_Your goal_: Write out the listing exactly as it is given.

_Supplied records_:

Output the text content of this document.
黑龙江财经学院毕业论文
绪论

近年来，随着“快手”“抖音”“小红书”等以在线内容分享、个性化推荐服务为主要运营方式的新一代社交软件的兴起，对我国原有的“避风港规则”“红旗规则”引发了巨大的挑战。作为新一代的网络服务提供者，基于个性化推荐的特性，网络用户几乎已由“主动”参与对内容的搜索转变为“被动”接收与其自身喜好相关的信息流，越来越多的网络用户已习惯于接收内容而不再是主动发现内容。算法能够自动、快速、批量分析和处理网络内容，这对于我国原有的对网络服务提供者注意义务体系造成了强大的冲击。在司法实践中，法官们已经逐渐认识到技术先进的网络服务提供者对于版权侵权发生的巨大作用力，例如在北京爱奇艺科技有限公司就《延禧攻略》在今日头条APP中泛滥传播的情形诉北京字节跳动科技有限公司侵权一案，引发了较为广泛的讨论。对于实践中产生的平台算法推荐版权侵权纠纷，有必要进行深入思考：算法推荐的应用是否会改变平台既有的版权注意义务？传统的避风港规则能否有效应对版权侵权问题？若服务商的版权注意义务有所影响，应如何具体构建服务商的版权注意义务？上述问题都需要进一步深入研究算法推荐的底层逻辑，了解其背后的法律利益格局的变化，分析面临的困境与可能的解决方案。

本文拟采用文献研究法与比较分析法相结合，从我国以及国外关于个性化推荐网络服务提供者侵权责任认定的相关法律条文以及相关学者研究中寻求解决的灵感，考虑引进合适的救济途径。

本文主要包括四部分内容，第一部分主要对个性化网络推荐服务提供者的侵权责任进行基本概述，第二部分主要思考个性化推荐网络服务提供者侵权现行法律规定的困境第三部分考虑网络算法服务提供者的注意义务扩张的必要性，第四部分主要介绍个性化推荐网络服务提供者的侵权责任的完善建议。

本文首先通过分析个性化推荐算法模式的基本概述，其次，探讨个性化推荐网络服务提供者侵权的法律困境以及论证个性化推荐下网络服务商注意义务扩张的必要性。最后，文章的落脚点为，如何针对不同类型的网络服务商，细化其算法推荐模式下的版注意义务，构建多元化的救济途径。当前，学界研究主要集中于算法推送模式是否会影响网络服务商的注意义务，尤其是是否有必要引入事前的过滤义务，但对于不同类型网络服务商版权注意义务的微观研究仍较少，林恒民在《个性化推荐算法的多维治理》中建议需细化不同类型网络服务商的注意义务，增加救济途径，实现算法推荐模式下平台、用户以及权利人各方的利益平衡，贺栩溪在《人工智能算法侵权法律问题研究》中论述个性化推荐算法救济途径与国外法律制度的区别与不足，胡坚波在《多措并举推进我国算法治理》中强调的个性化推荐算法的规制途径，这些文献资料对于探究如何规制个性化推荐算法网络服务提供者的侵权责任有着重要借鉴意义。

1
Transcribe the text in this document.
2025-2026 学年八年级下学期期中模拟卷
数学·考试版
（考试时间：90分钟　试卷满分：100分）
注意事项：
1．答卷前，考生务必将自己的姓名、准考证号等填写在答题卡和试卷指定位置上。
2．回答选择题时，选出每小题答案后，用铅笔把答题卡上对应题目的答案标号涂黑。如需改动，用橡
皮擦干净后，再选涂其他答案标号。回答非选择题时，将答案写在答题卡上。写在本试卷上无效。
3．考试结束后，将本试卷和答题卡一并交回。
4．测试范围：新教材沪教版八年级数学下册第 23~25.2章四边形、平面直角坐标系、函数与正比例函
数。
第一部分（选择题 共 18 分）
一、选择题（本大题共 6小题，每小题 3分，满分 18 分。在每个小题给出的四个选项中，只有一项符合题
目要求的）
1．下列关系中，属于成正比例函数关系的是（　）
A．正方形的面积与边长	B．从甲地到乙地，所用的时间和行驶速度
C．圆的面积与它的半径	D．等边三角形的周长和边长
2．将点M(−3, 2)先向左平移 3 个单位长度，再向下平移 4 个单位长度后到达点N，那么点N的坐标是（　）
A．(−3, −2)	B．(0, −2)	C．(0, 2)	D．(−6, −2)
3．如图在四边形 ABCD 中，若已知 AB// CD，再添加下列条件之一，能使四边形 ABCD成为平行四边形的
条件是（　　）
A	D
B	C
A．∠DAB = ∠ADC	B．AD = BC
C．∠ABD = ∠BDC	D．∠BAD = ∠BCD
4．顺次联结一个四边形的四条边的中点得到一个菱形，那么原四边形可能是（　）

_Task output_:
Output the text content of this document.
黑龙江财经学院毕业论文
绪论

近年来，随着“快手”“抖音”“小红书”等以在线内容分享、个性化推荐服务为主要运营方式的新一代社交软件的兴起，对我国原有的“避风港规则”“红旗规则”引发了巨大的挑战。作为新一代的网络服务提供者，基于个性化推荐的特性，网络用户几乎已由“主动”参与对内容的搜索转变为“被动”接收与其自身喜好相关的信息流，越来越多的网络用户已习惯于接收内容而不再是主动发现内容。算法能够自动、快速、批量分析和处理网络内容，这对于我国原有的对网络服务提供者注意义务体系造成了强大的冲击。在司法实践中，法官们已经逐渐认识到技术先进的网络服务提供者对于版权侵权发生的巨大作用力，例如在北京爱奇艺科技有限公司就《延禧攻略》在今日头条APP中泛滥传播的情形诉北京字节跳动科技有限公司侵权一案，引发了较为广泛的讨论。对于实践中产生的平台算法推荐版权侵权纠纷，有必要进行深入思考：算法推荐的应用是否会改变平台既有的版权注意义务？传统的避风港规则能否有效应对版权侵权问题？若服务商的版权注意义务有所影响，应如何具体构建服务商的版权注意义务？上述问题都需要进一步深入研究算法推荐的底层逻辑，了解其背后的法律利益格局的变化，分析面临的困境与可能的解决方案。

本文拟采用文献研究法与比较分析法相结合，从我国以及国外关于个性化推荐网络服务提供者侵权责任认定的相关法律条文以及相关学者研究中寻求解决的灵感，考虑引进合适的救济途径。

本文主要包括四部分内容，第一部分主要对个性化网络推荐服务提供者的侵权责任进行基本概述，第二部分主要思考个性化推荐网络服务提供者侵权现行法律规定的困境第三部分考虑网络算法服务提供者的注意义务扩张的必要性，第四部分主要介绍个性化推荐网络服务提供者的侵权责任的完善建议。

本文首先通过分析个性化推荐算法模式的基本概述，其次，探讨个性化推荐网络服务提供者侵权的法律困境以及论证个性化推荐下网络服务商注意义务扩张的必要性。最后，文章的落脚点为，如何针对不同类型的网络服务商，细化其算法推荐模式下的版注意义务，构建多元化的救济途径。当前，学界研究主要集中于算法推送模式是否会影响网络服务商的注意义务，尤其是是否有必要引入事前的过滤义务，但对于不同类型网络服务商版权注意义务的微观研究仍较少，林恒民在《个性化推荐算法的多维治理》中建议需细化不同类型网络服务商的注意义务，增加救济途径，实现算法推荐模式下平台、用户以及权利人各方的利益平衡，贺栩溪在《人工智能算法侵权法律问题研究》中论述个性化推荐算法救济途径与国外法律制度的区别与不足，胡坚波在《多措并举推进我国算法治理》中强调的个性化推荐算法的规制途径，这些文献资料对于探究如何规制个性化推荐算法网络服务提供者的侵权责任有着重要借鉴意义。

1
Transcribe the text in this document.
2025-2026 学年八年级下学期期中模拟卷
数学·考试版
（考试时间：90分钟　试卷满分：100分）
注意事项：
1．答卷前，考生务必将自己的姓名、准考证号等填写在答题卡和试卷指定位置上。
2．回答选择题时，选出每小题答案后，用铅笔把答题卡上对应题目的答案标号涂黑。如需改动，用橡
皮擦干净后，再选涂其他答案标号。回答非选择题时，将答案写在答题卡上。写在本试卷上无效。
3．考试结束后，将本试卷和答题卡一并交回。
4．测试范围：新教材沪教版八年级数学下册第 23~25.2章四边形、平面直角坐标系、函数与正比例函
数。
第一部分（选择题 共 18 分）
一、选择题（本大题共 6小题，每小题 3分，满分 18 分。在每个小题给出的四个选项中，只有一项符合题
目要求的）
1．下列关系中，属于成正比例函数关系的是（　）
A．正方形的面积与边长	B．从甲地到乙地，所用的时间和行驶速度
C．圆的面积与它的半径	D．等边三角形的周长和边长
2．将点M(−3, 2)先向左平移 3 个单位长度，再向下平移 4 个单位长度后到达点N，那么点N的坐标是（　）
A．(−3, −2)	B．(0, −2)	C．(0, 2)	D．(−6, −2)
3．如图在四边形 ABCD 中，若已知 AB// CD，再添加下列条件之一，能使四边形 ABCD成为平行四边形的
条件是（　　）
A	D
B	C
A．∠DAB = ∠ADC	B．AD = BC
C．∠ABD = ∠BDC	D．∠BAD = ∠BCD
4．顺次联结一个四边形的四条边的中点得到一个菱形，那么原四边形可能是（　）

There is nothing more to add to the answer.